=== Your goal ===
Listed below are entries; give the number of lines among them that include "devices", and only that number.

=== Data extract ===
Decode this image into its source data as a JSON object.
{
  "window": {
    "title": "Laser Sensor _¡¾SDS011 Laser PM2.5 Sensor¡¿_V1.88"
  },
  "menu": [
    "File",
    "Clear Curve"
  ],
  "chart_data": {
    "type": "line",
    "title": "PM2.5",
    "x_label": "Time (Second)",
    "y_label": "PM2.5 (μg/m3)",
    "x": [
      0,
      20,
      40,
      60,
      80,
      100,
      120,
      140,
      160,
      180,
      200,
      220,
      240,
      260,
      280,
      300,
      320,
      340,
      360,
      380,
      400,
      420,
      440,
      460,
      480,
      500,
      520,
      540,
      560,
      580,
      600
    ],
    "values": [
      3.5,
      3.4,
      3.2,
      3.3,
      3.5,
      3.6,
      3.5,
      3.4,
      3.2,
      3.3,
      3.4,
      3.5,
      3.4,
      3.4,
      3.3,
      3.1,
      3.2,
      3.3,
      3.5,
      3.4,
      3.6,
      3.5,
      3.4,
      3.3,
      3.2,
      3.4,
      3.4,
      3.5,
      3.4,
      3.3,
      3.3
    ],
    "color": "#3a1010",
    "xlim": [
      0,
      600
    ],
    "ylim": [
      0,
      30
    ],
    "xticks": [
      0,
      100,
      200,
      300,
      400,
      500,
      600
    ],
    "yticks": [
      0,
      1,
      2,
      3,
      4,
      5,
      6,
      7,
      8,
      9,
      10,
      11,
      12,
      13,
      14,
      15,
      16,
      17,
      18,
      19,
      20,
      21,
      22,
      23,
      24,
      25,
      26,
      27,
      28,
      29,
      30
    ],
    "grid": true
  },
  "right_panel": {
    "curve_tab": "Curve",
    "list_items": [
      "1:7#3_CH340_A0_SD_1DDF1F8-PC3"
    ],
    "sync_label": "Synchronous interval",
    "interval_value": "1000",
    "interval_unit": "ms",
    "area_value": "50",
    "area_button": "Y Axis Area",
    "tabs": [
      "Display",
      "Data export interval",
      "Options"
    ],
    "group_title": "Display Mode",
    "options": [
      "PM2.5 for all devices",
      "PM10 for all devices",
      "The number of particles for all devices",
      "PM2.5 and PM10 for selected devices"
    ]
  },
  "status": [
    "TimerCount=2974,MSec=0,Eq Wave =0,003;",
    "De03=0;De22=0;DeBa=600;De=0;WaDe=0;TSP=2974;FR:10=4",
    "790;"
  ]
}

=== Task result ===
4